EXERCISE TASK >> In your copy, include every line of the listing below exactly but none of the pictures.

SUPPLIED RECORDS >>
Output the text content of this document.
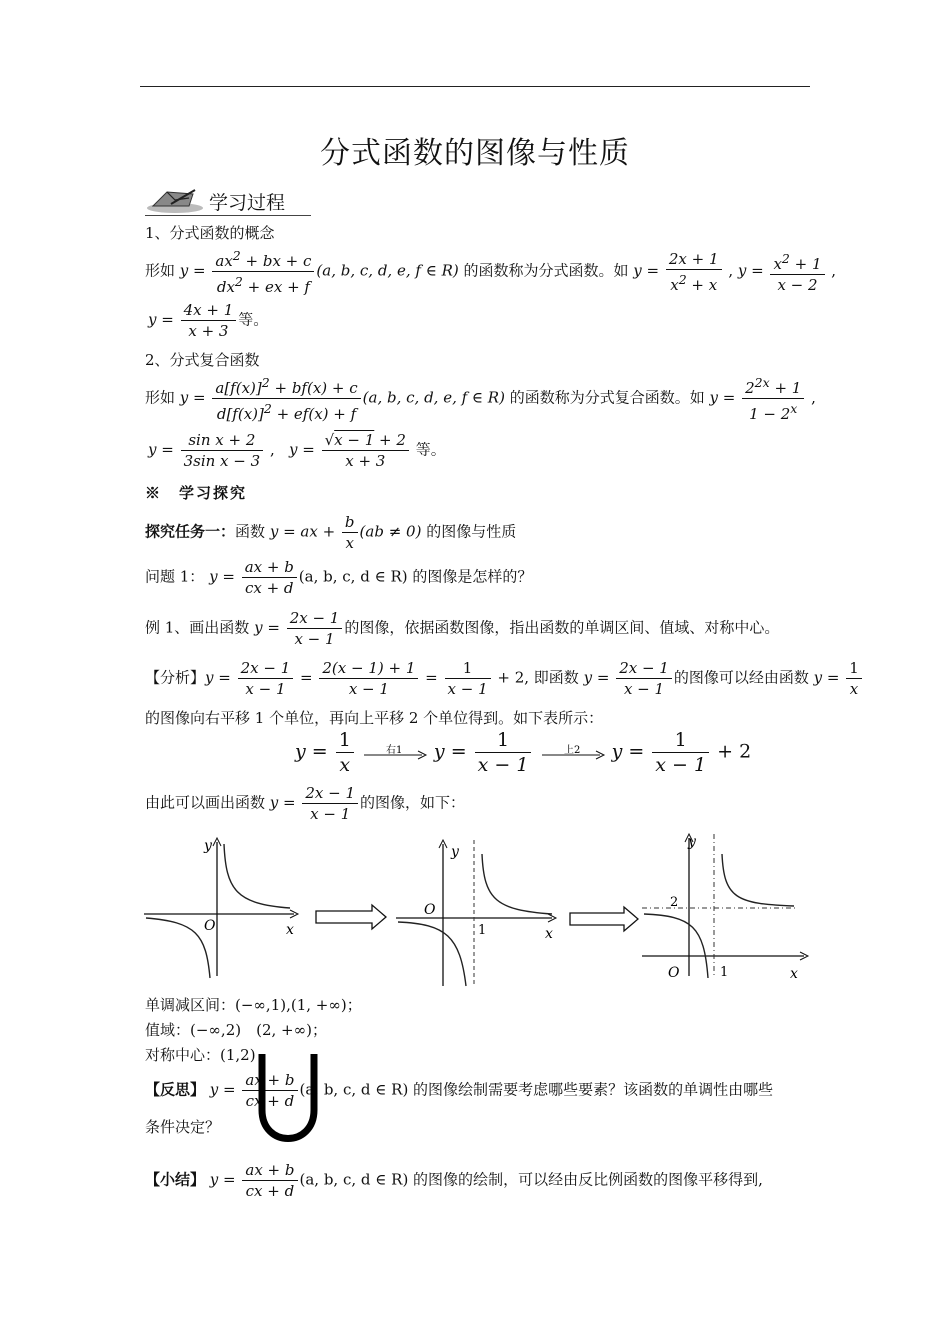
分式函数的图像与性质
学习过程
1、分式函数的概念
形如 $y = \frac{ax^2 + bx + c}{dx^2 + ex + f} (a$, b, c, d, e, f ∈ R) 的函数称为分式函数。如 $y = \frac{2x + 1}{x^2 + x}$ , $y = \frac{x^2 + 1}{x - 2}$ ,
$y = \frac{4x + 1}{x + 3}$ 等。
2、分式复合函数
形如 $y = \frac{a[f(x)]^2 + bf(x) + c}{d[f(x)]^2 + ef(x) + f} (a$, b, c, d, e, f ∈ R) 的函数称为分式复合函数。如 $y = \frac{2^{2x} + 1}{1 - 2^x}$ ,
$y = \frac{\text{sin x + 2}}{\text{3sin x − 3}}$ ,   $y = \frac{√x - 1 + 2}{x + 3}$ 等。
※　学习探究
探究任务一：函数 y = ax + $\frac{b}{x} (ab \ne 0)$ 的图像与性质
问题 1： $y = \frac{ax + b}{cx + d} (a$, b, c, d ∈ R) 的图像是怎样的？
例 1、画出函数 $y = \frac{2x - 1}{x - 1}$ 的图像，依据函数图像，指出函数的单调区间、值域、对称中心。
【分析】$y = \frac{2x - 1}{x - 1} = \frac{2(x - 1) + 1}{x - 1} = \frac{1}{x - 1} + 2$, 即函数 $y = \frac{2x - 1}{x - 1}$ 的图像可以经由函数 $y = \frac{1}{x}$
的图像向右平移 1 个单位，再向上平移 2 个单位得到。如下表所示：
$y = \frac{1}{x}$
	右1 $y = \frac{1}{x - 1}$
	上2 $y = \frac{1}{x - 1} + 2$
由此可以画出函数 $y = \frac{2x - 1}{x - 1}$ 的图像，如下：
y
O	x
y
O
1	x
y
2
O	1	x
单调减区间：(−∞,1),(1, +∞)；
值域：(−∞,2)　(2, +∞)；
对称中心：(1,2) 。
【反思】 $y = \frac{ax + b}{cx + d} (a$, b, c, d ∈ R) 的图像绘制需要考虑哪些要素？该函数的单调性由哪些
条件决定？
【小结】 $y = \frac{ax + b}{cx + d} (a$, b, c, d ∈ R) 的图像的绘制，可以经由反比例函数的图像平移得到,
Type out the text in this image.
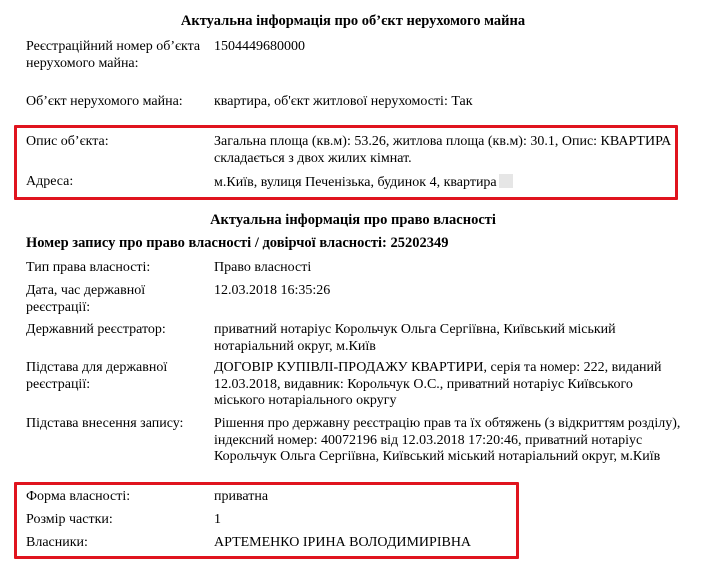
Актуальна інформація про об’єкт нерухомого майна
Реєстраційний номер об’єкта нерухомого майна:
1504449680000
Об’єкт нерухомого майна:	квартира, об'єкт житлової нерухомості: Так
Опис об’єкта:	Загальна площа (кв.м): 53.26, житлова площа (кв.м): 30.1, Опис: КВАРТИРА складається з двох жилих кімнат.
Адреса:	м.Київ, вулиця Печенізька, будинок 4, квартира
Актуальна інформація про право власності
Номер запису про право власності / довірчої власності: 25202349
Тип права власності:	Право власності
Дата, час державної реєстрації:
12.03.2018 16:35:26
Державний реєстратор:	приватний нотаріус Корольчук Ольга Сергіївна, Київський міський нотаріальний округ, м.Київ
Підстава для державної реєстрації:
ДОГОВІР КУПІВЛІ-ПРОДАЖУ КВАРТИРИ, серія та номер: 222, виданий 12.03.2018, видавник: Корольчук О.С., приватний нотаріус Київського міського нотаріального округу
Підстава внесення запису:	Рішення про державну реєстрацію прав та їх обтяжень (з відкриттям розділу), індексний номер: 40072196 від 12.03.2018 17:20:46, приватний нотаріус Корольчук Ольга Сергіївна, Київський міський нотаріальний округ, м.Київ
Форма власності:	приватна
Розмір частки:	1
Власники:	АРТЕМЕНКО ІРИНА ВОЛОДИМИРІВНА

SOLUTION FOR THIS EXERCISE >>
Output the text content of this document.
分式函数的图像与性质
学习过程
1、分式函数的概念
形如 $y = \frac{ax^2 + bx + c}{dx^2 + ex + f} (a$, b, c, d, e, f ∈ R) 的函数称为分式函数。如 $y = \frac{2x + 1}{x^2 + x}$ , $y = \frac{x^2 + 1}{x - 2}$ ,
$y = \frac{4x + 1}{x + 3}$ 等。
2、分式复合函数
形如 $y = \frac{a[f(x)]^2 + bf(x) + c}{d[f(x)]^2 + ef(x) + f} (a$, b, c, d, e, f ∈ R) 的函数称为分式复合函数。如 $y = \frac{2^{2x} + 1}{1 - 2^x}$ ,
$y = \frac{\text{sin x + 2}}{\text{3sin x − 3}}$ ,   $y = \frac{√x - 1 + 2}{x + 3}$ 等。
※　学习探究
探究任务一：函数 y = ax + $\frac{b}{x} (ab \ne 0)$ 的图像与性质
问题 1： $y = \frac{ax + b}{cx + d} (a$, b, c, d ∈ R) 的图像是怎样的？
例 1、画出函数 $y = \frac{2x - 1}{x - 1}$ 的图像，依据函数图像，指出函数的单调区间、值域、对称中心。
【分析】$y = \frac{2x - 1}{x - 1} = \frac{2(x - 1) + 1}{x - 1} = \frac{1}{x - 1} + 2$, 即函数 $y = \frac{2x - 1}{x - 1}$ 的图像可以经由函数 $y = \frac{1}{x}$
的图像向右平移 1 个单位，再向上平移 2 个单位得到。如下表所示：
$y = \frac{1}{x}$
	右1 $y = \frac{1}{x - 1}$
	上2 $y = \frac{1}{x - 1} + 2$
由此可以画出函数 $y = \frac{2x - 1}{x - 1}$ 的图像，如下：
y
O	x
y
O
1	x
y
2
O	1	x
单调减区间：(−∞,1),(1, +∞)；
值域：(−∞,2)　(2, +∞)；
对称中心：(1,2) 。
【反思】 $y = \frac{ax + b}{cx + d} (a$, b, c, d ∈ R) 的图像绘制需要考虑哪些要素？该函数的单调性由哪些
条件决定？
【小结】 $y = \frac{ax + b}{cx + d} (a$, b, c, d ∈ R) 的图像的绘制，可以经由反比例函数的图像平移得到,
Type out the text in this image.
Актуальна інформація про об’єкт нерухомого майна
Реєстраційний номер об’єкта нерухомого майна:
1504449680000
Об’єкт нерухомого майна:	квартира, об'єкт житлової нерухомості: Так
Опис об’єкта:	Загальна площа (кв.м): 53.26, житлова площа (кв.м): 30.1, Опис: КВАРТИРА складається з двох жилих кімнат.
Адреса:	м.Київ, вулиця Печенізька, будинок 4, квартира
Актуальна інформація про право власності
Номер запису про право власності / довірчої власності: 25202349
Тип права власності:	Право власності
Дата, час державної реєстрації:
12.03.2018 16:35:26
Державний реєстратор:	приватний нотаріус Корольчук Ольга Сергіївна, Київський міський нотаріальний округ, м.Київ
Підстава для державної реєстрації:
ДОГОВІР КУПІВЛІ-ПРОДАЖУ КВАРТИРИ, серія та номер: 222, виданий 12.03.2018, видавник: Корольчук О.С., приватний нотаріус Київського міського нотаріального округу
Підстава внесення запису:	Рішення про державну реєстрацію прав та їх обтяжень (з відкриттям розділу), індексний номер: 40072196 від 12.03.2018 17:20:46, приватний нотаріус Корольчук Ольга Сергіївна, Київський міський нотаріальний округ, м.Київ
Форма власності:	приватна
Розмір частки:	1
Власники:	АРТЕМЕНКО ІРИНА ВОЛОДИМИРІВНА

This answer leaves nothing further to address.